» Task to carry out: Below are some records. Say how many of their lines contain the string "information", and give nothing but the number.

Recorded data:
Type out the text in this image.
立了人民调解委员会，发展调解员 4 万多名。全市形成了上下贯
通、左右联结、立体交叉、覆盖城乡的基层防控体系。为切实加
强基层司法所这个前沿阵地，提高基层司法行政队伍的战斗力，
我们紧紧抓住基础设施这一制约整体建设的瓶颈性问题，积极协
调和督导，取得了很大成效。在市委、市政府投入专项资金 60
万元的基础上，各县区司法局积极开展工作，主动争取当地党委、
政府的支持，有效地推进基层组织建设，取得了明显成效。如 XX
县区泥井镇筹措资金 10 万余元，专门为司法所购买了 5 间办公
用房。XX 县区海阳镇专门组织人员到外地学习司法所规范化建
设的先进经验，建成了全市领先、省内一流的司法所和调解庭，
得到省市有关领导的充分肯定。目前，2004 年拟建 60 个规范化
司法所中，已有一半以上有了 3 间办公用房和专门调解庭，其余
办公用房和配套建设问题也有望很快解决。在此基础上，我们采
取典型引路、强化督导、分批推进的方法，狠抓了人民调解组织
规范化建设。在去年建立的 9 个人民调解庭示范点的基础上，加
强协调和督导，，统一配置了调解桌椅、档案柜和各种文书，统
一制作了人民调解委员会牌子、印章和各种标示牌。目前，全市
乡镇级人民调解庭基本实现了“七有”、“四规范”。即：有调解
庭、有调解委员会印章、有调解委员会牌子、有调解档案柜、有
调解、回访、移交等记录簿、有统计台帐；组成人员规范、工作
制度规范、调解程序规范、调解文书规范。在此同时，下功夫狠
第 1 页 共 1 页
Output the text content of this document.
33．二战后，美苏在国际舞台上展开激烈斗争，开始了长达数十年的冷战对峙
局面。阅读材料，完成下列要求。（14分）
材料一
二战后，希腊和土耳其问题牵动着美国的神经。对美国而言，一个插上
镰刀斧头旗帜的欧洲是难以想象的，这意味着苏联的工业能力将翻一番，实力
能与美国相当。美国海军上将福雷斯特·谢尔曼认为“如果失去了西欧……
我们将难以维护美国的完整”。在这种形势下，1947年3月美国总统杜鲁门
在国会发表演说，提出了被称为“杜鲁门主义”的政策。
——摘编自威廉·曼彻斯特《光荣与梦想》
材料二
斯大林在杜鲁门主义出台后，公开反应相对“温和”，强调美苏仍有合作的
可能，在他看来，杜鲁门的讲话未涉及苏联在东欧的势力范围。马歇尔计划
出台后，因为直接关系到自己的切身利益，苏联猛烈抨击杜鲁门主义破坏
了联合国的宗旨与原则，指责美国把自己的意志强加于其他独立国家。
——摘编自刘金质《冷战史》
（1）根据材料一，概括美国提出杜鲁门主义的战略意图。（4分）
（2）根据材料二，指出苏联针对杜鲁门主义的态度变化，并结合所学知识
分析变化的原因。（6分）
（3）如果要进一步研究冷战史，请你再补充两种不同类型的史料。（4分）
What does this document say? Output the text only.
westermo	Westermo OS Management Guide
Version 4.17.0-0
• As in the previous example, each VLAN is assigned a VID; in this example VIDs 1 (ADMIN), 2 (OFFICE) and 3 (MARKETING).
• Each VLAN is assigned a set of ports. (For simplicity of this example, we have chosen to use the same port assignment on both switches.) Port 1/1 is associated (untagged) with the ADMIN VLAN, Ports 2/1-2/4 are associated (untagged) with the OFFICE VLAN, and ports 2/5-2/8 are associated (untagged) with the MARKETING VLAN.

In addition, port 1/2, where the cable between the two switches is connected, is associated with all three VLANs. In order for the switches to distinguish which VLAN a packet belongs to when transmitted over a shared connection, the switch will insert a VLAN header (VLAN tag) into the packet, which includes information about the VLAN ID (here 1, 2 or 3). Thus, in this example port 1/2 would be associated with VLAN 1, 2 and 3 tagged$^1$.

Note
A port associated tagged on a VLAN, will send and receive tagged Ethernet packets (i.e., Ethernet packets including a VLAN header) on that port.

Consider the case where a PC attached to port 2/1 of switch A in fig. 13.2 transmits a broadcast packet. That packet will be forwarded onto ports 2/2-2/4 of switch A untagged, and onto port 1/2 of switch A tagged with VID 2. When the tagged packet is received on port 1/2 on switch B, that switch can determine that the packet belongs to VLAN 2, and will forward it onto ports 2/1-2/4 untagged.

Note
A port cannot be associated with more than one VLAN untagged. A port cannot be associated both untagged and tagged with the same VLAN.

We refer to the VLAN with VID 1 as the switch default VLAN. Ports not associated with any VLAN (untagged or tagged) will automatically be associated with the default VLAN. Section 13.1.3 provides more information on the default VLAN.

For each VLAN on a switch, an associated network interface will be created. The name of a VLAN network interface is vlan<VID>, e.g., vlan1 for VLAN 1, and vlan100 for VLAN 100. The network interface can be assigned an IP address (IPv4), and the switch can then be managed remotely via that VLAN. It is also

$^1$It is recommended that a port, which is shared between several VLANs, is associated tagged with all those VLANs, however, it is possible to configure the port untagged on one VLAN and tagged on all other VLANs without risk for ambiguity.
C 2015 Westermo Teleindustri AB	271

» Solution below: 2